---------- Показанный текст ----------
"СОВЕТСКАЯ РОССИЯ" N 34 (12659), вторник, 15 марта 2005 г.

 

МЕНЯ ОБВИНЯЛИ В «ТЕРРОРИЗМЕ»

Интервью с участником освободительной борьбы в Южной Африке

Сандиле Ноксина — человек весьма известный и влиятельный в мире золота, алмазов, платины. Он — генеральный директор министерства минеральных ресурсов и энергии ЮАР — страны, обладающей огромными запасами этих драгоценных минералов. Однако Сандиле Ноксина меньше всего похож на преуспевающего чиновника. К его нынешней должности он шел не по лакированным коридорам престижных школ, университетов и банков, а через... подпольную вооруженную борьбу.
Он родом из сельских районов Наталя. Учился в миссионерской школе-интернате, потом университет «для черных» в Форт Хейр. «В политику» втянулся в 1975 году, когда ему было 14 лет. Его вовлек в АНК товарищ, с которым он сидел за одной партой. Очень скоро, после начала знаменитого восстания школьников в Соуэто в 1976 году, и он прошел «боевое крещение». С этого мы и начали нашу беседу с Сандиле Ноксина, который недавно был в Москве на переговорах со своими российскими партнерами.
— Товарищ Сандиле! Как началась активная «фаза» вашей биографии?
---------- Показанные данные ----------
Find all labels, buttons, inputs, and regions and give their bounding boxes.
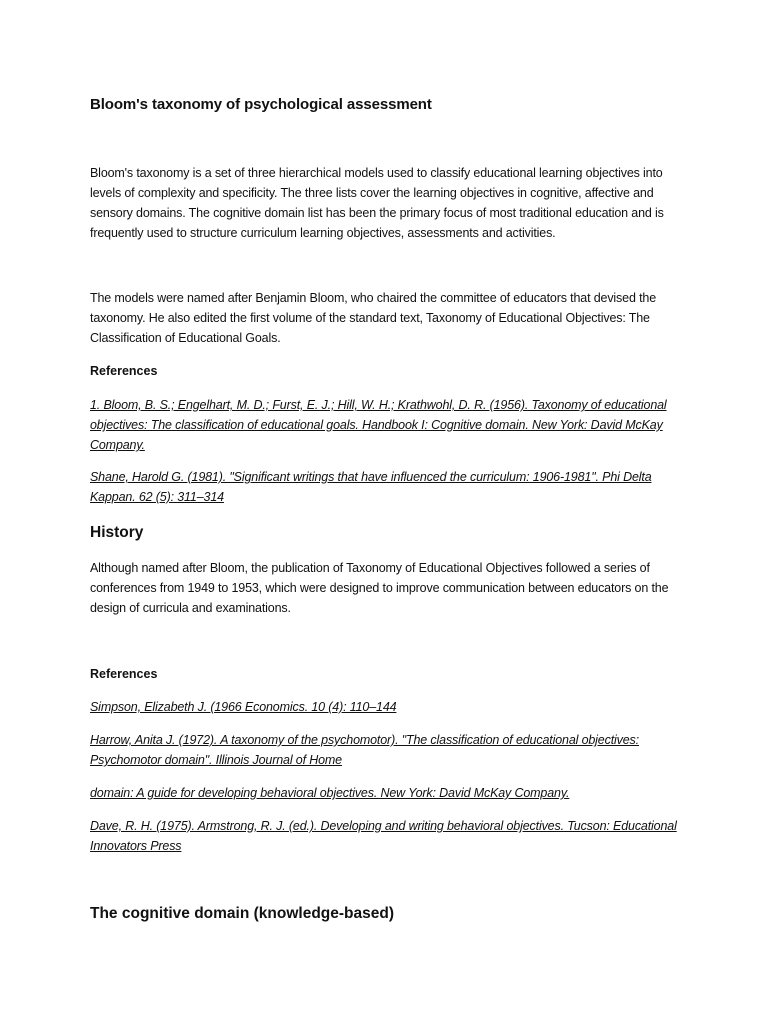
reference-bloom-1956[interactable]: 1. Bloom, B. S.; Engelhart, M. D.; Furst, E. J.; Hill, W. H.; Krathwohl, D. R. (1956). Taxonomy of educational objectives: The classification of educational goals. Handbook I: Cognitive domain. New York: David McKay Company. <box>90 398 667 452</box>
intro-paragraph-2: The models were named after Benjamin Bloom, who chaired the committee of educators that devised the taxonomy. He also edited the first volume of the standard text, Taxonomy of Educational Objectives: The Classification of Educational Goals. <box>90 291 657 345</box>
reference-shane-1981[interactable]: Shane, Harold G. (1981). "Significant writings that have influenced the curriculum: 1906-1981". Phi Delta Kappan. 62 (5): 311–314 <box>90 470 652 504</box>
history-heading: History <box>90 524 144 541</box>
reference-domain-guide[interactable]: domain: A guide for developing behavioral objectives. New York: David McKay Company. <box>90 786 570 800</box>
reference-dave-1975[interactable]: Dave, R. H. (1975). Armstrong, R. J. (ed.). Developing and writing behavioral objectives. Tucson: Educational Innovators Press <box>90 819 677 853</box>
cognitive-domain-heading: The cognitive domain (knowledge-based) <box>90 905 395 922</box>
references-heading-2: References <box>90 667 158 681</box>
reference-simpson-1966[interactable]: Simpson, Elizabeth J. (1966 Economics. 10 (4): 110–144 <box>90 700 397 714</box>
intro-paragraph-1: Bloom's taxonomy is a set of three hierarchical models used to classify educational learning objectives into levels of complexity and specificity. The three lists cover the learning objectives in cognitive, affective and sensory domains. The cognitive domain list has been the primary focus of most traditional education and is frequently used to structure curriculum learning objectives, assessments and activities. <box>90 166 664 240</box>
references-heading-1: References <box>90 364 158 378</box>
page-title: Bloom's taxonomy of psychological assessment <box>90 96 432 113</box>
reference-harrow-1972[interactable]: Harrow, Anita J. (1972). A taxonomy of the psychomotor). "The classification of educational objectives: Psychomotor domain". Illinois Journal of Home <box>90 733 639 767</box>
history-paragraph: Although named after Bloom, the publication of Taxonomy of Educational Objectives followed a series of conferences from 1949 to 1953, which were designed to improve communication between educators on the design of curricula and examinations. <box>90 561 669 615</box>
----------
→ **Задание 1**:
Пожалуйста, перепишите дословно отрывок интервью начиная со слов «Сандиле Ноксина —» и заканчивая словами «подпольную вооруженную борьбу.» включительно.
→ **Задание 2**:
Продолжите интервью с Сандиле Ноксина, начав сразу после последней приведенной фразы.
Строки здесь никакой роли не играют.

→ **Ответ 1**:
Сандиле Ноксина — человек весьма известный и влиятельный в мире золота, алмазов, платины. Он — генеральный директор министерства минеральных ресурсов и энергии ЮАР — страны, обладающей огромными запасами этих драгоценных минералов. Однако Сандиле Ноксина меньше всего похож на преуспевающего чиновника. К его нынешней должности он шел не по лакированным коридорам престижных школ, университетов и банков, а через... подпольную вооруженную борьбу.

→ **Ответ 2**:
— Разгневанные массовыми убийствами таких же, как мы школьников в Соуэто, мы ночью подожгли дом директора школы. Товарищ, который вовлек меня в АНК, был арестован, подвергся пыткам и был посажен в тюрьму. Но нас он не выдал. Это произвело на меня самое сильное впечатление. Я впервые увидел, что такое истинное товарищество. Слова моего друга о товариществе были подтверждены делом. С этого времени я начал понимать, что товарищество — это не совместное скандирование лозунгов на улице, а нечто большее — готовность принять на себя удар врага.
В университет я уже пришел как член подпольной ячейки АНК. Мы занимались распространением листовок, вербовкой. Новых людей проверяли на конкретных делах: сначала — простые задания (расклеить листовки), потом более сложные — например, поджоги домов черных марионеток бутылками с зажигательной смесью. У нас это называется «коктейль Молотова».
Очень активно занимались политическим образованием. Надо было привлечь на нашу сторону как можно больше людей. Причем всех. От студентов до простых дворников. Поэтому мы активно занимались изучением и распространением подпольной литературы — журнала АНК «Сечаба», документа АНК «Стратегия и тактика», марксистской литературы. Мы работали интересно. Скажем, в университете часто появлялись листовки с подписью «Копье». Все думали, что это дело рук одного человека. А это была наша организация. В ней было уже около 50 студентов. Представьте себе — человек идет по коридору, на доске объявления — ничего. Через две минуты он идет назад, а там уже — подпольная листовка. И так везде: в учебных зданиях, в общежитиях, на спортплощадках. Это поражало воображение студентов. Так что, когда мы подходили к кому-то с предложением вступить в АНК, ребята шли с радостью.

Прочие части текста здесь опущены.